● TASK DIRECTIONS
List the lines of this listing that hold the word "marker".

● DATASET EXCERPTS
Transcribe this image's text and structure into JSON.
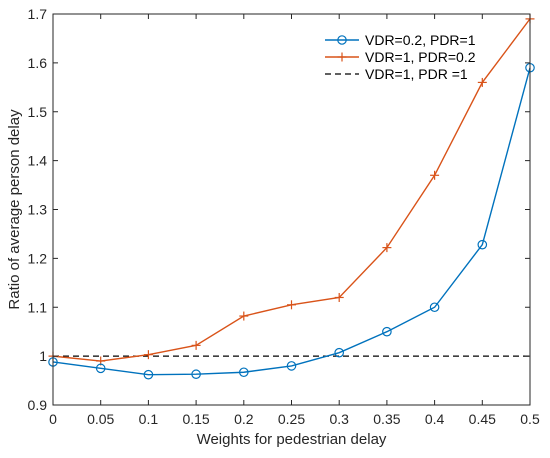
{
  "chart_data": {
    "type": "line",
    "xlabel": "Weights for pedestrian delay",
    "ylabel": "Ratio of average person delay",
    "xlim": [
      0,
      0.5
    ],
    "ylim": [
      0.9,
      1.7
    ],
    "x_ticks": [
      "0",
      "0.05",
      "0.1",
      "0.15",
      "0.2",
      "0.25",
      "0.3",
      "0.35",
      "0.4",
      "0.45",
      "0.5"
    ],
    "y_ticks": [
      "0.9",
      "1",
      "1.1",
      "1.2",
      "1.3",
      "1.4",
      "1.5",
      "1.6",
      "1.7"
    ],
    "x": [
      0,
      0.05,
      0.1,
      0.15,
      0.2,
      0.25,
      0.3,
      0.35,
      0.4,
      0.45,
      0.5
    ],
    "grid": false,
    "legend_position": "top-right",
    "series": [
      {
        "name": "VDR=0.2, PDR=1",
        "color": "#0072BD",
        "marker": "circle",
        "line_style": "solid",
        "values": [
          0.988,
          0.975,
          0.962,
          0.963,
          0.967,
          0.98,
          1.007,
          1.05,
          1.1,
          1.228,
          1.59
        ]
      },
      {
        "name": "VDR=1, PDR=0.2",
        "color": "#D95319",
        "marker": "plus",
        "line_style": "solid",
        "values": [
          1.0,
          0.99,
          1.003,
          1.022,
          1.082,
          1.105,
          1.12,
          1.222,
          1.37,
          1.56,
          1.69
        ]
      },
      {
        "name": "VDR=1, PDR =1",
        "color": "#000000",
        "marker": "none",
        "line_style": "dashed",
        "values": [
          1,
          1,
          1,
          1,
          1,
          1,
          1,
          1,
          1,
          1,
          1
        ]
      }
    ]
  }
}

● EXERCISE ANSWER
        "marker": "circle",
        "marker": "plus",
        "marker": "none",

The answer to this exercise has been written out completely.